Problem requirements: Scan the material for the word "qualche", and copy each line where it shows up.

Exercise material:
◇ ◇ ◇ ◇

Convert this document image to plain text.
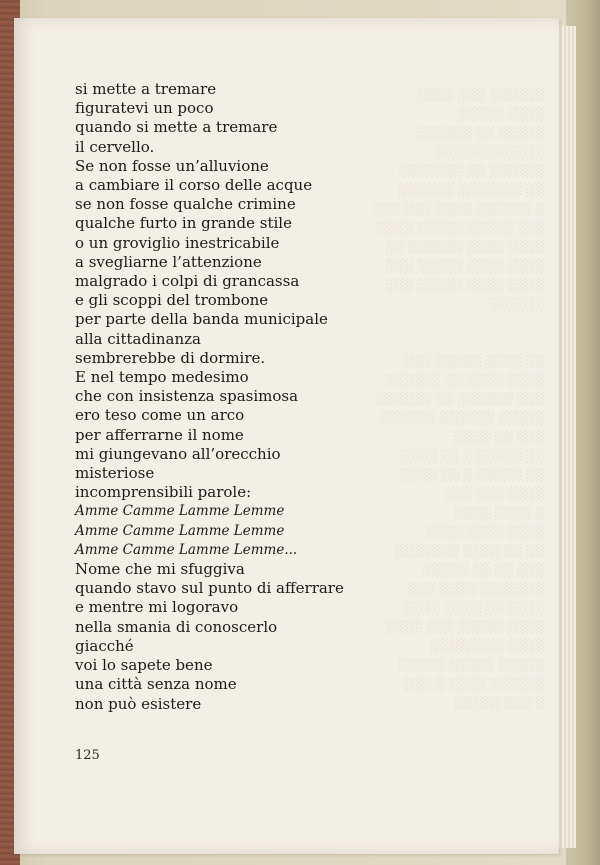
░░░░░░ ░░░ ░░░░
░░░░ ░░░░░
░░░░░ ░░ ░░░░░░
░░░░░░░░░░░░
░░░░░░ ░░ ░░░░░░░
░░ ░░░░░░░ ░░░░░░
░ ░░░░░░ ░░░░ ░░░ ░░░
░░░ ░░░░░ ░░░░░ ░░░░
░░░░ ░░░░ ░░░░░░ ░░
░░░░ ░░░░ ░░░░░ ░░░
░░░░ ░░░░ ░░░░░ ░░░
░░░░░░

░░ ░░░░ ░░░░░ ░░░
░░░░ ░░░░ ░░ ░░░░░░
░░░ ░░░░░░ ░░ ░░░░░░
░░░░░ ░░░░░░ ░░░░░░
░░░ ░░ ░░░░
░░ ░░░░░ ░ ░░ ░░░░
░░ ░░░░░ ░ ░░ ░░░░
░░░░ ░░░ ░░░
░ ░░░░ ░░░░
░░░░ ░░░░ ░░░░
░░ ░░ ░░░░ ░░░░░░░
░░░ ░░ ░░ ░░░░░
░░░░░░░ ░░░░ ░░░
░░░░ ░░ ░░░░ ░░░░
░░░░ ░░░░░ ░░░ ░░░░
░░░░ ░░░░░░░░
░░░░░ ░░░░░ ░░░░░
░░░░░░ ░░░░ ░ ░░░
░ ░░░ ░░░░░
si mette a tremare
figuratevi un poco
quando si mette a tremare
il cervello.
Se non fosse un’alluvione
a cambiare il corso delle acque
se non fosse qualche crimine
qualche furto in grande stile
o un groviglio inestricabile
a svegliarne l’attenzione
malgrado i colpi di grancassa
e gli scoppi del trombone
per parte della banda municipale
alla cittadinanza
sembrerebbe di dormire.
E nel tempo medesimo
che con insistenza spasimosa
ero teso come un arco
per afferrarne il nome
mi giungevano all’orecchio
misteriose
incomprensibili parole:
Amme Camme Lamme Lemme
Amme Camme Lamme Lemme
Amme Camme Lamme Lemme...
Nome che mi sfuggiva
quando stavo sul punto di afferrare
e mentre mi logoravo
nella smania di conoscerlo
giacché
voi lo sapete bene
una città senza nome
non può esistere
125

◇ ◇ ◇ ◇

Result of the exercise:
se non fosse qualche crimine
qualche furto in grande stile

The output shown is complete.